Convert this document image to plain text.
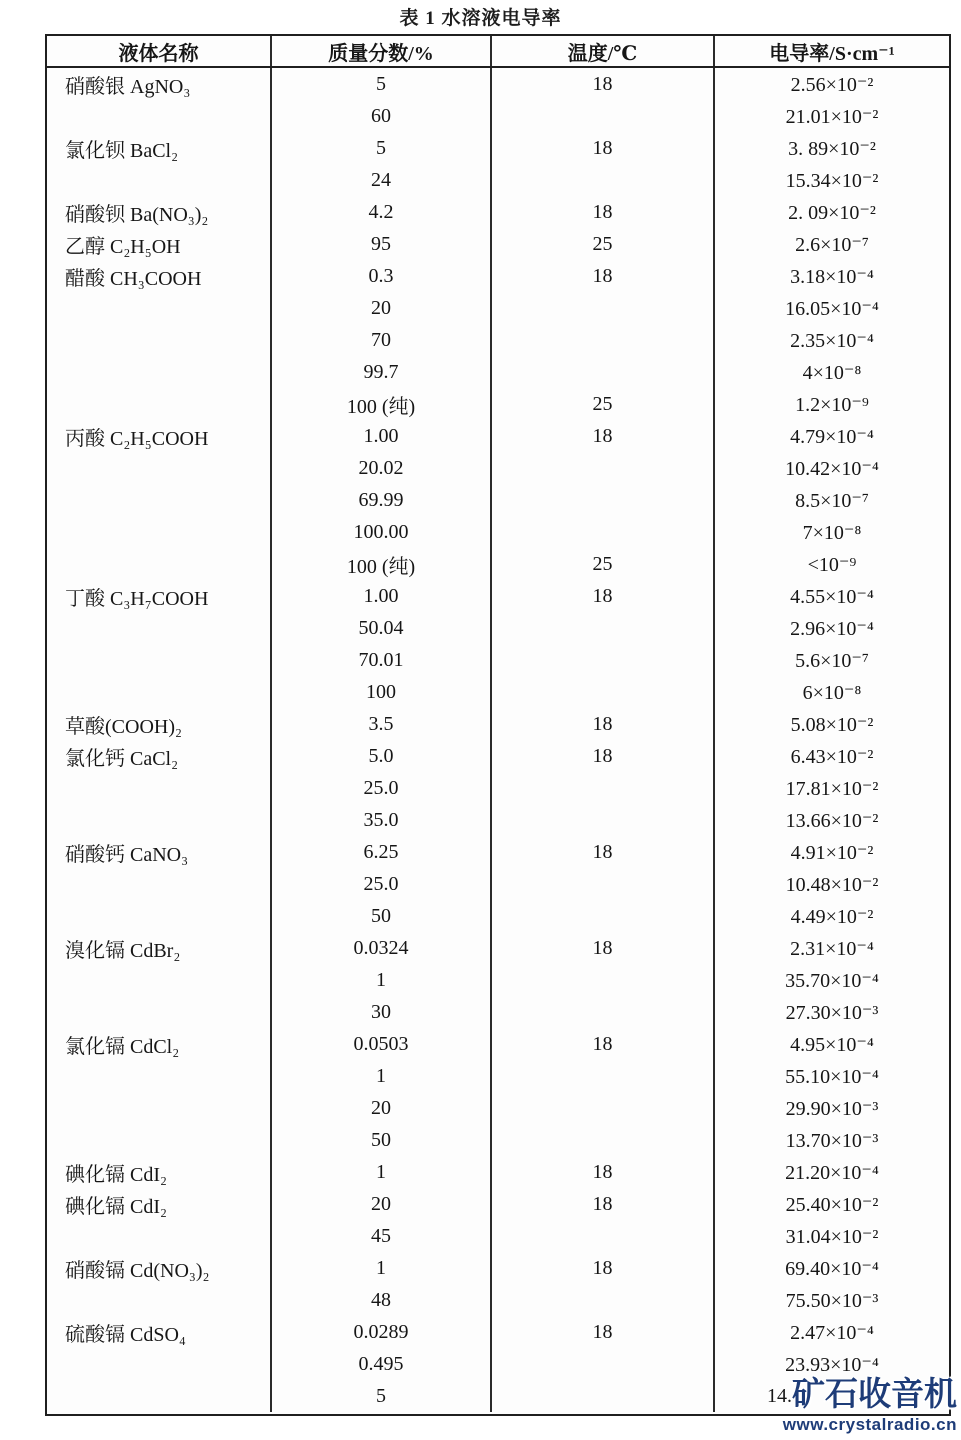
表 1 水溶液电导率
液体名称	质量分数/%	温度/℃	电导率/S·cm⁻¹
硝酸银 AgNO₃	5	18	2.56×10⁻²
60	21.01×10⁻²
氯化钡 BaCl₂	5	18	3. 89×10⁻²
24	15.34×10⁻²
硝酸钡 Ba(NO₃)₂	4.2	18	2. 09×10⁻²
乙醇 C₂H₅OH	95	25	2.6×10⁻⁷
醋酸 CH₃COOH	0.3	18	3.18×10⁻⁴
20	16.05×10⁻⁴
70	2.35×10⁻⁴
99.7	4×10⁻⁸
100 (纯)	25	1.2×10⁻⁹
丙酸 C₂H₅COOH	1.00	18	4.79×10⁻⁴
20.02	10.42×10⁻⁴
69.99	8.5×10⁻⁷
100.00	7×10⁻⁸
100 (纯)	25	<10⁻⁹
丁酸 C₃H₇COOH	1.00	18	4.55×10⁻⁴
50.04	2.96×10⁻⁴
70.01	5.6×10⁻⁷
100	6×10⁻⁸
草酸(COOH)₂	3.5	18	5.08×10⁻²
氯化钙 CaCl₂	5.0	18	6.43×10⁻²
25.0	17.81×10⁻²
35.0	13.66×10⁻²
硝酸钙 CaNO₃	6.25	18	4.91×10⁻²
25.0	10.48×10⁻²
50	4.49×10⁻²
溴化镉 CdBr₂	0.0324	18	2.31×10⁻⁴
1	35.70×10⁻⁴
30	27.30×10⁻³
氯化镉 CdCl₂	0.0503	18	4.95×10⁻⁴
1	55.10×10⁻⁴
20	29.90×10⁻³
50	13.70×10⁻³
碘化镉 CdI₂	1	18	21.20×10⁻⁴
碘化镉 CdI₂	20	18	25.40×10⁻²
45	31.04×10⁻²
硝酸镉 Cd(NO₃)₂	1	18	69.40×10⁻⁴
48	75.50×10⁻³
硫酸镉 CdSO₄	0.0289	18	2.47×10⁻⁴
0.495	23.93×10⁻⁴
5	14. 矿石收音机
www.crystalradio.cn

* * * * * * *

Which lines include "CdI₂"? Copy each of them out.

碘化镉 CdI₂	1	18	21.20×10⁻⁴
碘化镉 CdI₂	20	18	25.40×10⁻²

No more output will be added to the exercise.